— BEGIN Rows —

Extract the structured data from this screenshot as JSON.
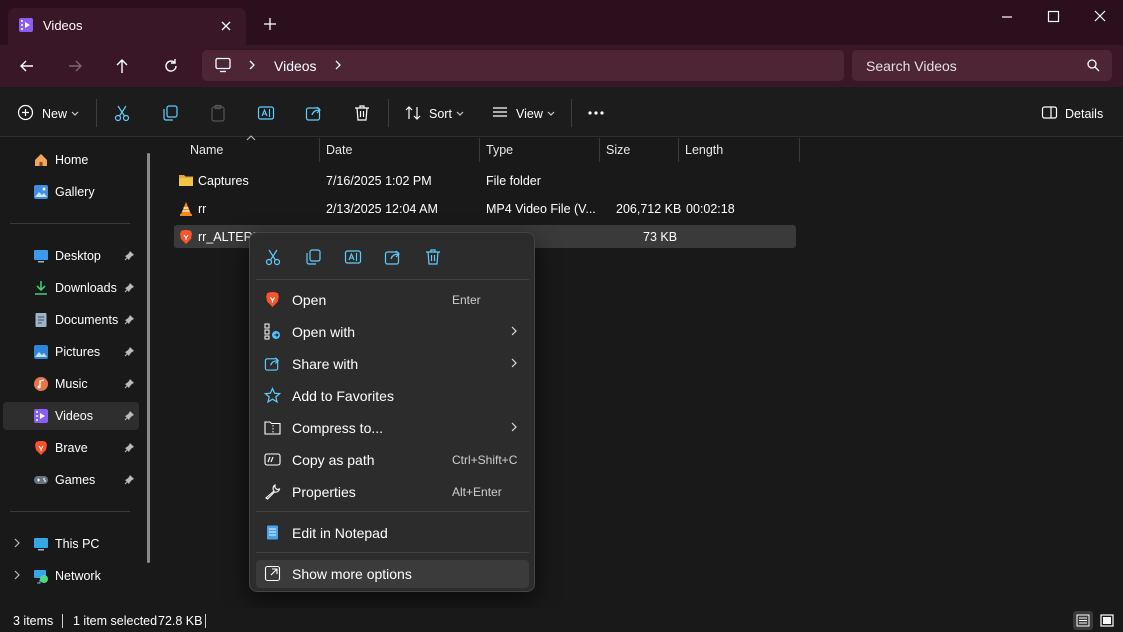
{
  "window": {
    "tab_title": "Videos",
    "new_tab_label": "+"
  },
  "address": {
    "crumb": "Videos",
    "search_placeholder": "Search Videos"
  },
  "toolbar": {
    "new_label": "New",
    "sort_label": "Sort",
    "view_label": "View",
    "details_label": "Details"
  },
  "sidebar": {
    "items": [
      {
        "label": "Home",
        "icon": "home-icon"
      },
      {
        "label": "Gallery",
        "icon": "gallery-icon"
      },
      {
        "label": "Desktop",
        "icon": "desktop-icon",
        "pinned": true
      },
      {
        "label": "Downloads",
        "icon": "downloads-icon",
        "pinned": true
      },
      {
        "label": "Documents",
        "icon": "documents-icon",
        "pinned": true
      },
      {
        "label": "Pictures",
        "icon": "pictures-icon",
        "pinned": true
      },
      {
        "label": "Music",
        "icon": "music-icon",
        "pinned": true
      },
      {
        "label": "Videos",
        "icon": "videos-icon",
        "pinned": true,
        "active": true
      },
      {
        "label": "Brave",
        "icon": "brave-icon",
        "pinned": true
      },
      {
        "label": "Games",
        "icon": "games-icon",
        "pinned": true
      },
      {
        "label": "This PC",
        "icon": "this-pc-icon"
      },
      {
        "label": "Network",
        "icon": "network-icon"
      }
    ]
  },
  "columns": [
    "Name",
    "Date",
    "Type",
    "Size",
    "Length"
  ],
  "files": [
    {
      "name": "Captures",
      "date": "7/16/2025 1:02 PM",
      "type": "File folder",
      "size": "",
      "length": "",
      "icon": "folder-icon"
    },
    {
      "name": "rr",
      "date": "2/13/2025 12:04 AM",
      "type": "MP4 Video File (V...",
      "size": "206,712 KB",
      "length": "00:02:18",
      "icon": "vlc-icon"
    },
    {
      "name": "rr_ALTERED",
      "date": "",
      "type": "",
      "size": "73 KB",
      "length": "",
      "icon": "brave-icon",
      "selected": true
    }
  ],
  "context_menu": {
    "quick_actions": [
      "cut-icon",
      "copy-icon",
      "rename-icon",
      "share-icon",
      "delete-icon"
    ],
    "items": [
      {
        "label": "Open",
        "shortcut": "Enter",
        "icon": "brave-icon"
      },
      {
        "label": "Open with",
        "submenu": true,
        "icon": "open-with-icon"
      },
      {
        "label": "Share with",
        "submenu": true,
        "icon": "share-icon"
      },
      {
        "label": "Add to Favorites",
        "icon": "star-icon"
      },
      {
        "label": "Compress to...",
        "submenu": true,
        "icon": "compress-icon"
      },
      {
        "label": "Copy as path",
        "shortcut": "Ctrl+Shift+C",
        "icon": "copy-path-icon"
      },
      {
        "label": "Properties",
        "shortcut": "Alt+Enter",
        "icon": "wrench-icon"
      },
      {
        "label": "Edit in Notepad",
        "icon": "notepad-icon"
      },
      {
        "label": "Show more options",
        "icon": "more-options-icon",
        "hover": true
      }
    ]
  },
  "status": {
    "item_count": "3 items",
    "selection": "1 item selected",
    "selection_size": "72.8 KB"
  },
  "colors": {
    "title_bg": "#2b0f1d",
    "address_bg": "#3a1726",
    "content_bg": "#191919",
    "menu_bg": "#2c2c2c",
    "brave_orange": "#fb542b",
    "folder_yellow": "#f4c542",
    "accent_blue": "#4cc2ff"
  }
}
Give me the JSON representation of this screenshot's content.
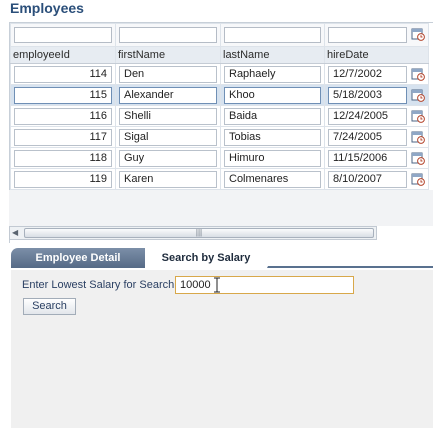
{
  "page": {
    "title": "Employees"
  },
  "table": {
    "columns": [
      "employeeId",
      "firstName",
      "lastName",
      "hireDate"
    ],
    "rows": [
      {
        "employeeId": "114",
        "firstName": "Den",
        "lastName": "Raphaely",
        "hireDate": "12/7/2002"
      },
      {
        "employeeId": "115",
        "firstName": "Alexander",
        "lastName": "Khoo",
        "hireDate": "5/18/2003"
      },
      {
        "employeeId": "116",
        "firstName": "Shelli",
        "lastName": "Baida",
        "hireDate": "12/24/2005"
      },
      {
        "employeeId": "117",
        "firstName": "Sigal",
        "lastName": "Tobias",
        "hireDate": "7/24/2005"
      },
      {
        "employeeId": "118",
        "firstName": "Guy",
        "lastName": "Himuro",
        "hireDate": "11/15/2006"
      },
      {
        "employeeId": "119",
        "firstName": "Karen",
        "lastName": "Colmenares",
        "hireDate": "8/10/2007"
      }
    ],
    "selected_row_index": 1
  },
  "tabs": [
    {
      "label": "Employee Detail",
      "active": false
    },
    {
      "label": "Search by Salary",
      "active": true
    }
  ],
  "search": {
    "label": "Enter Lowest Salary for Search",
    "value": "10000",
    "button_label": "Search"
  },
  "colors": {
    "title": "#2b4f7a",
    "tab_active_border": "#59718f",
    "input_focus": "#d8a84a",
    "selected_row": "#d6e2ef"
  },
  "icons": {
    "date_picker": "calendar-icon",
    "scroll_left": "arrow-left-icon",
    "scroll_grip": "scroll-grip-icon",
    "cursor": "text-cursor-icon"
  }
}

— END Rows —
— BEGIN Rows —

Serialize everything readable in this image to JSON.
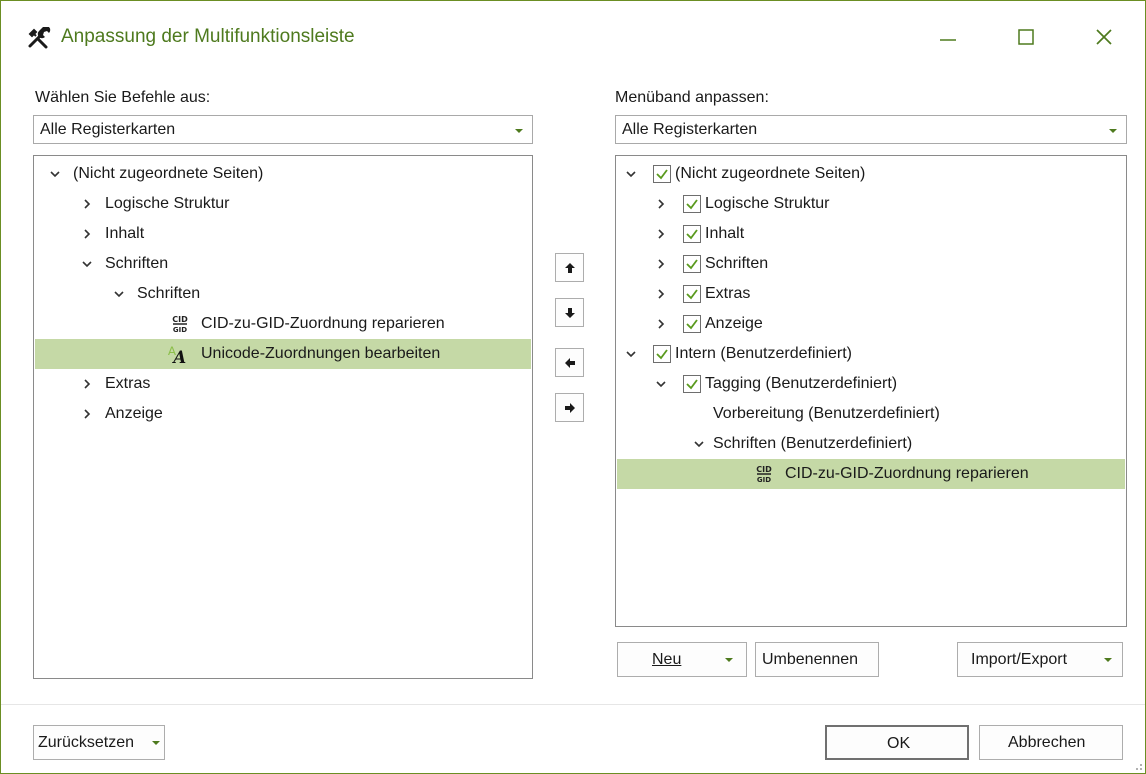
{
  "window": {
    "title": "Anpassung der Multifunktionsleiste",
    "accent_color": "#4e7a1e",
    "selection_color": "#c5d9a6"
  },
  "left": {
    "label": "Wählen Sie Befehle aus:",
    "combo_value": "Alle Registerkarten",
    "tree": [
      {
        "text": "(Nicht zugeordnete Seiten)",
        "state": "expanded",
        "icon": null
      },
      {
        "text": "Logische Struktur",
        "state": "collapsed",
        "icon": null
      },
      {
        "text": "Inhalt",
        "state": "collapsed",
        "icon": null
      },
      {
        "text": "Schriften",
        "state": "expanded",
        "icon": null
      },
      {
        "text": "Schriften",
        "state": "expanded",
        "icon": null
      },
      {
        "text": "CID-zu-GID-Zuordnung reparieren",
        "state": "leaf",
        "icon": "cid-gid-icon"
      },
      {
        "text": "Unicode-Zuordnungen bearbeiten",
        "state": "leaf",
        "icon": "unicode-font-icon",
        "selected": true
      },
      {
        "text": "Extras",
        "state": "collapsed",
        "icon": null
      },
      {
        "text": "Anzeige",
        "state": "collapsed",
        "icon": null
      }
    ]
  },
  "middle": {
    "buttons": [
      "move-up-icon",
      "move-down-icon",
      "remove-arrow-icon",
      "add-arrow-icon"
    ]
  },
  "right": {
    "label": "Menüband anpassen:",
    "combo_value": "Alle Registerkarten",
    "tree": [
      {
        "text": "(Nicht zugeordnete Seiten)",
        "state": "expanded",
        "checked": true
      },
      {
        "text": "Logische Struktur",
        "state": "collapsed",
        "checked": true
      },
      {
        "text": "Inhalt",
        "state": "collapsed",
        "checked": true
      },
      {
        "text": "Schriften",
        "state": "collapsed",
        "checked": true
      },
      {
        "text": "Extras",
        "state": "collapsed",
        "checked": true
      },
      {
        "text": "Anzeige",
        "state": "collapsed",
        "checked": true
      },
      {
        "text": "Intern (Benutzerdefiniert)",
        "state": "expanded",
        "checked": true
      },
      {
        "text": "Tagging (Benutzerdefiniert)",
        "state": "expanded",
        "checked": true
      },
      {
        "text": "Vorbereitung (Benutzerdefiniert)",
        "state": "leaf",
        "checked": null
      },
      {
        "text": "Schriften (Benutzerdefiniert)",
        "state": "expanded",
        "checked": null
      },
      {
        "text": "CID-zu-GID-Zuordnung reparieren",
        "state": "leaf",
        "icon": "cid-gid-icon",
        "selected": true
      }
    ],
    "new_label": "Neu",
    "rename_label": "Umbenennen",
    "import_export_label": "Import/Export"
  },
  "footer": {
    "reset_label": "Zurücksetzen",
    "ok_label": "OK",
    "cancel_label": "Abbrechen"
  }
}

— END Rows —
— BEGIN Rows —

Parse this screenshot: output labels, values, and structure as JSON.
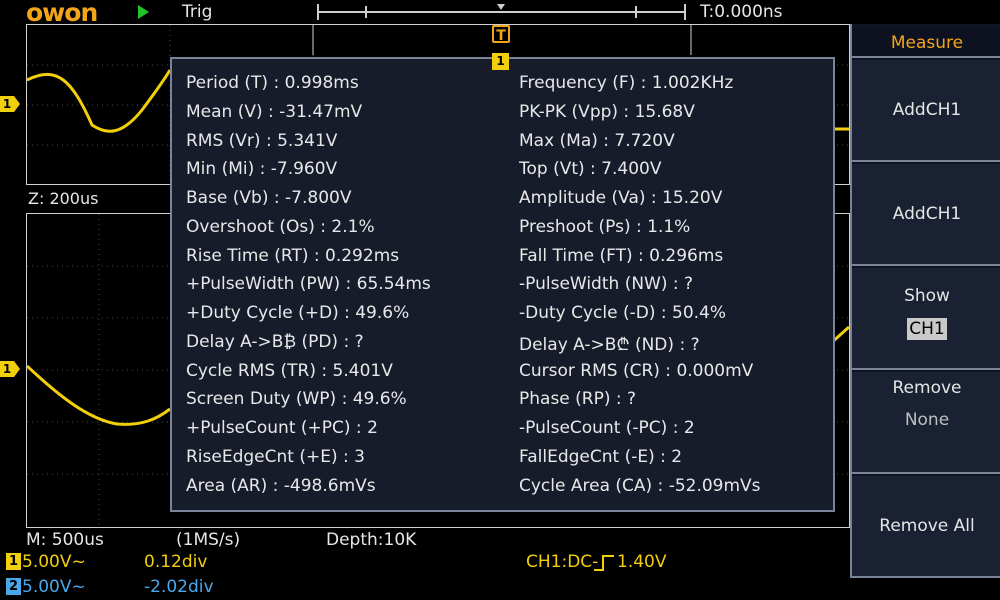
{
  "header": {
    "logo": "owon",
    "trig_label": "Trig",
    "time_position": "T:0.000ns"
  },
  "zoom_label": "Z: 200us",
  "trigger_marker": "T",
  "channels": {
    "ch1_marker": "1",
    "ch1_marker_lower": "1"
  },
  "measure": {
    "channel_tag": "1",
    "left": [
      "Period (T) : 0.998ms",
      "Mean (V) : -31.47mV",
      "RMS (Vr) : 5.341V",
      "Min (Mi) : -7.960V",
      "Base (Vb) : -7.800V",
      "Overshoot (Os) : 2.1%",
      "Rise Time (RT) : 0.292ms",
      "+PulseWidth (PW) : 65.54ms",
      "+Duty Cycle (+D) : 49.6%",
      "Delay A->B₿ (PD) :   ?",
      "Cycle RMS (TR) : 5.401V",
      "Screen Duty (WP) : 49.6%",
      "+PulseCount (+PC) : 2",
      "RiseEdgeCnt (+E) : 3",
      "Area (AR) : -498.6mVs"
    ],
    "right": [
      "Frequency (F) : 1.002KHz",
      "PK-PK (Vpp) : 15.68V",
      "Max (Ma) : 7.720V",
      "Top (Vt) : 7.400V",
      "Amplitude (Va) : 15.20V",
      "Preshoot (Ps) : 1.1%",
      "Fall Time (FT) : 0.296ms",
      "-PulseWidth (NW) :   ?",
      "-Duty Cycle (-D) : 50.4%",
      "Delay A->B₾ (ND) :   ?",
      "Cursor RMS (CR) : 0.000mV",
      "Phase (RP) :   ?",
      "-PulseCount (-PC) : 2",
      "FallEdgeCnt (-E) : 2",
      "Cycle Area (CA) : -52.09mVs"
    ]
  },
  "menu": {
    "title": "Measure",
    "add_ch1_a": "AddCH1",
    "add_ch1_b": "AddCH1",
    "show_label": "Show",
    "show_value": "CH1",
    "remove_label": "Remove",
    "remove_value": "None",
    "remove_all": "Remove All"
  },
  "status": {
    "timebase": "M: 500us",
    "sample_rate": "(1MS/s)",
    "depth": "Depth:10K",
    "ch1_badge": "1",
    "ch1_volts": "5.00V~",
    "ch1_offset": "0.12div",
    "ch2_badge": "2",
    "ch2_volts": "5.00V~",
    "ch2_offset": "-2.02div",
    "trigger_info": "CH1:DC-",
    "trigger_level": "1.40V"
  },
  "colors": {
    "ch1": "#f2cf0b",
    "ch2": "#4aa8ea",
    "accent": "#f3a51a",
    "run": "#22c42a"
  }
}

— END Rows —

§ What to produce
Only a number is wanted: how many lines contain "JSON"?

§ Solution
4